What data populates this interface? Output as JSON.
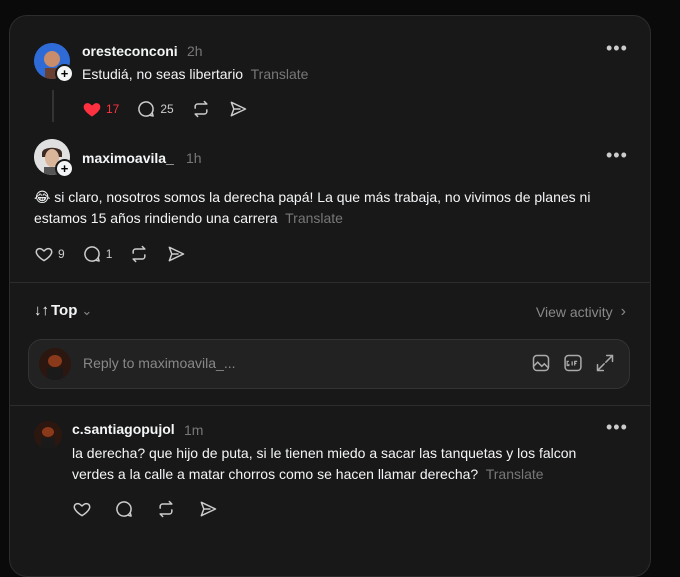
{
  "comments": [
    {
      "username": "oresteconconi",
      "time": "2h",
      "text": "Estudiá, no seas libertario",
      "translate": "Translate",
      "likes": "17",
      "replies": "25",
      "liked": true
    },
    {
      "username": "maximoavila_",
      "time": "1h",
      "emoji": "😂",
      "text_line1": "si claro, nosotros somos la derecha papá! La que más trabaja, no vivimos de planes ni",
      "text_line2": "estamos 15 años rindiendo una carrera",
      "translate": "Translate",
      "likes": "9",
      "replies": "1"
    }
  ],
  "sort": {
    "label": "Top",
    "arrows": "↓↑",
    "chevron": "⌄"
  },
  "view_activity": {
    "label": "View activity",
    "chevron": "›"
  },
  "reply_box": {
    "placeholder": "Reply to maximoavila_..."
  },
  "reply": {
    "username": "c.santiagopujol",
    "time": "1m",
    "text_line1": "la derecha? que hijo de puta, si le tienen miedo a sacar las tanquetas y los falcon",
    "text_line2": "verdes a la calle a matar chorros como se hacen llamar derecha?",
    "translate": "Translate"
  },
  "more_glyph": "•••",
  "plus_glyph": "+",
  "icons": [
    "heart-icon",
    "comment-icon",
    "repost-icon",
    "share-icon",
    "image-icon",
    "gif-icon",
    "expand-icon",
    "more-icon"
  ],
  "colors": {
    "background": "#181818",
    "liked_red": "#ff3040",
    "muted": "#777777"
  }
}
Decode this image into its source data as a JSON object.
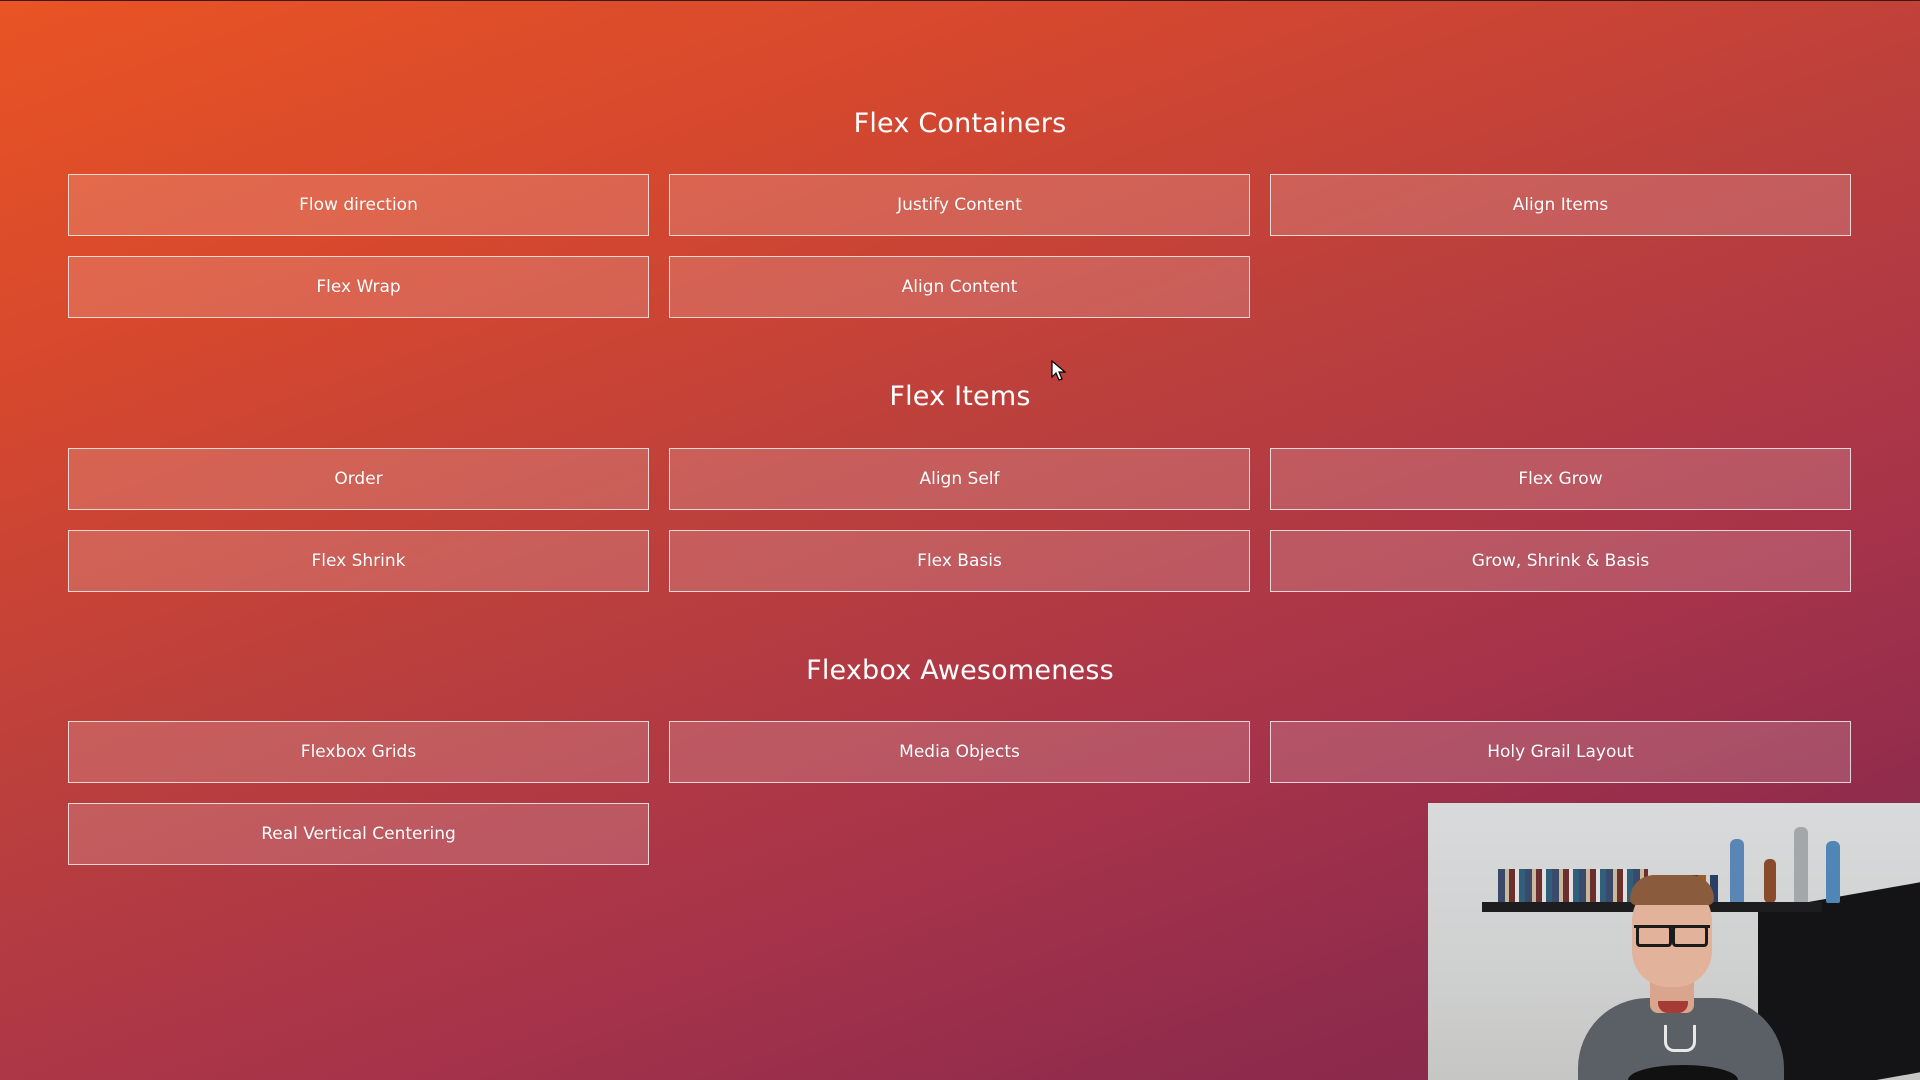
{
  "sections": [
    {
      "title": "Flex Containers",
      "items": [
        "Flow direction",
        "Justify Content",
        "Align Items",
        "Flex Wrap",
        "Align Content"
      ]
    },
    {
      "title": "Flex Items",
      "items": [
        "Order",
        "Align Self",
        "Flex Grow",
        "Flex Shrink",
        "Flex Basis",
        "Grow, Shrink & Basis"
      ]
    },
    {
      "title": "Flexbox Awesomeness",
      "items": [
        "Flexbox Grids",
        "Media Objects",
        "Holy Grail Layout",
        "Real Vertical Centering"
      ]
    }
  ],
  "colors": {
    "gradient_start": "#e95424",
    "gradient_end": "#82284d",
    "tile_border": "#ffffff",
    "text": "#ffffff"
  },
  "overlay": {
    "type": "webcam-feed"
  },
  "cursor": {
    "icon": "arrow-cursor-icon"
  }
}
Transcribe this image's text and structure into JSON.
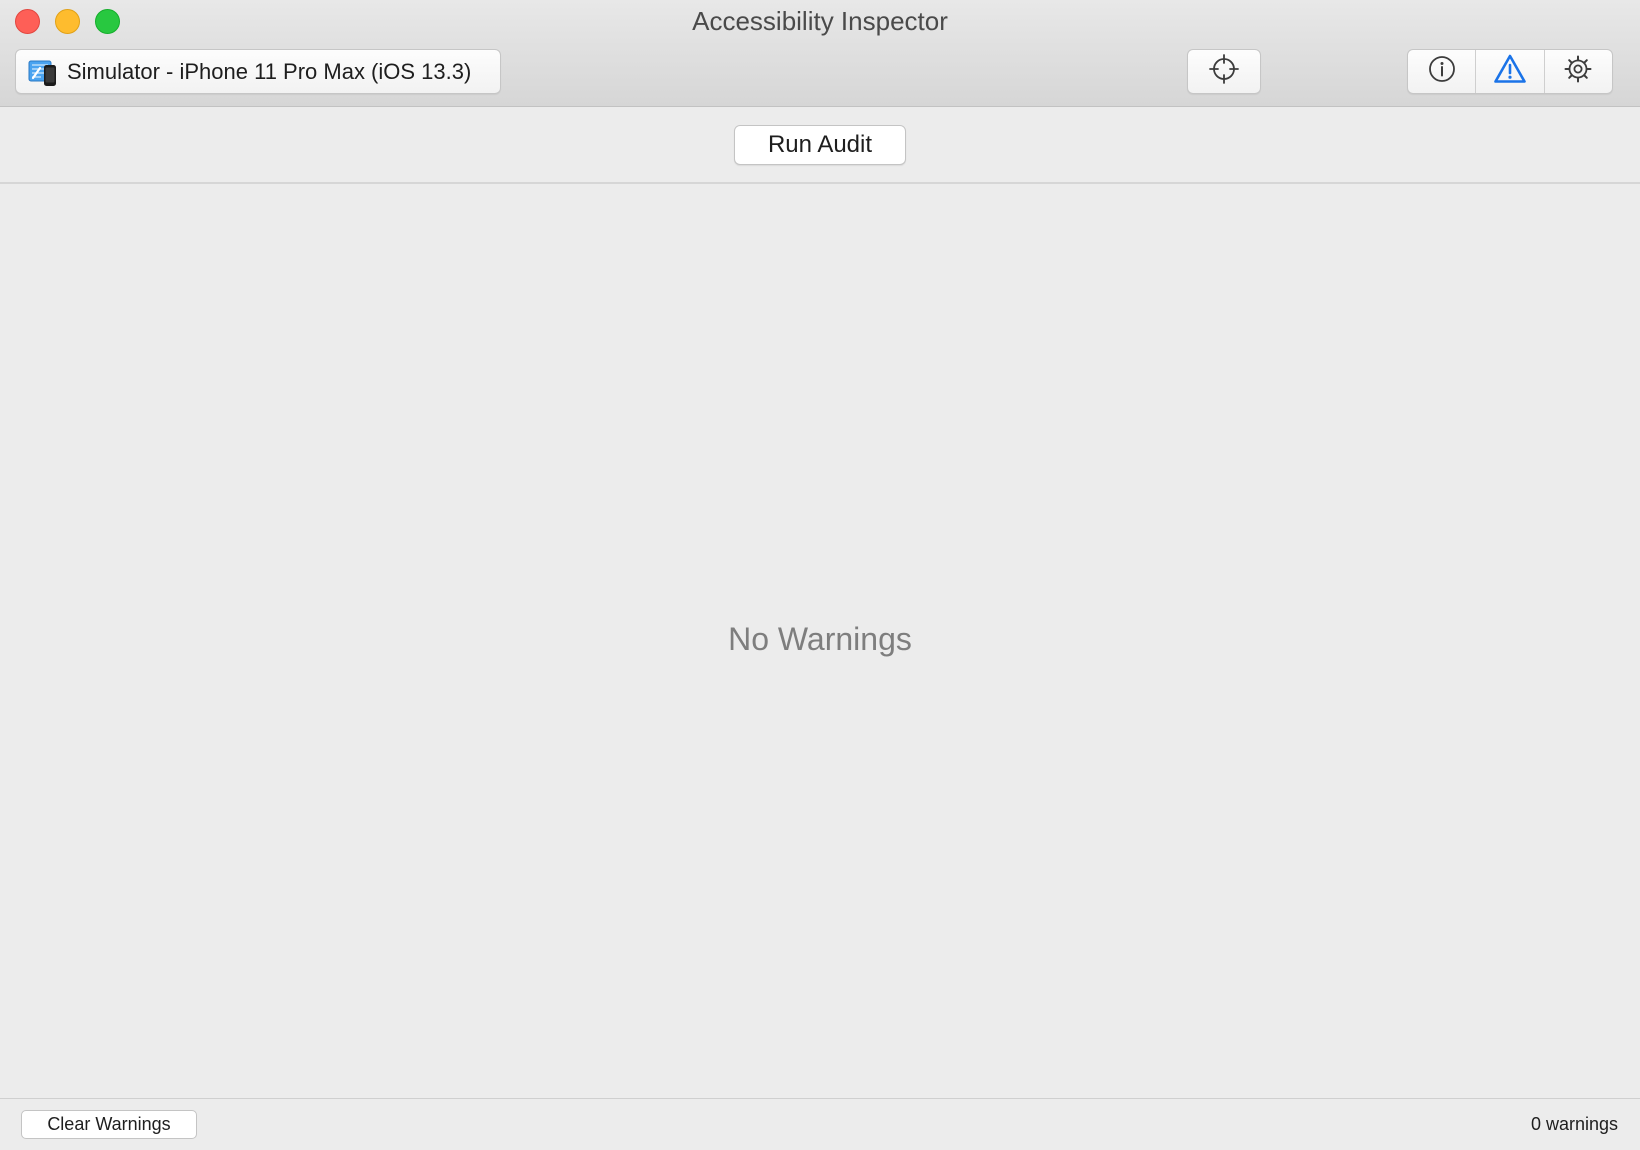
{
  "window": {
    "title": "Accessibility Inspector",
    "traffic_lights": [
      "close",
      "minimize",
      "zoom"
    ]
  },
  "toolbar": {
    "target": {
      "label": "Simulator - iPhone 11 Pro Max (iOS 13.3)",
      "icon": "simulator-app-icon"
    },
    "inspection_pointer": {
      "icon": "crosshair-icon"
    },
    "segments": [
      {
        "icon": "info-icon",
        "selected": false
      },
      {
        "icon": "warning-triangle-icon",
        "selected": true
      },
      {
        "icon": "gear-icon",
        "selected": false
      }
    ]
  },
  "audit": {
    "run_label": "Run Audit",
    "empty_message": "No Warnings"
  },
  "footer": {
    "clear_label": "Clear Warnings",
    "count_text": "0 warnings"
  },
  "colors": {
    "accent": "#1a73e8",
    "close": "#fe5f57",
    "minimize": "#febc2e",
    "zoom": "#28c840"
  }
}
* * *
Required task: Copy out every line in the listing where the word "Align" appears.

Output for this exercise:
        "Align Items",
        "Align Content"
        "Align Self",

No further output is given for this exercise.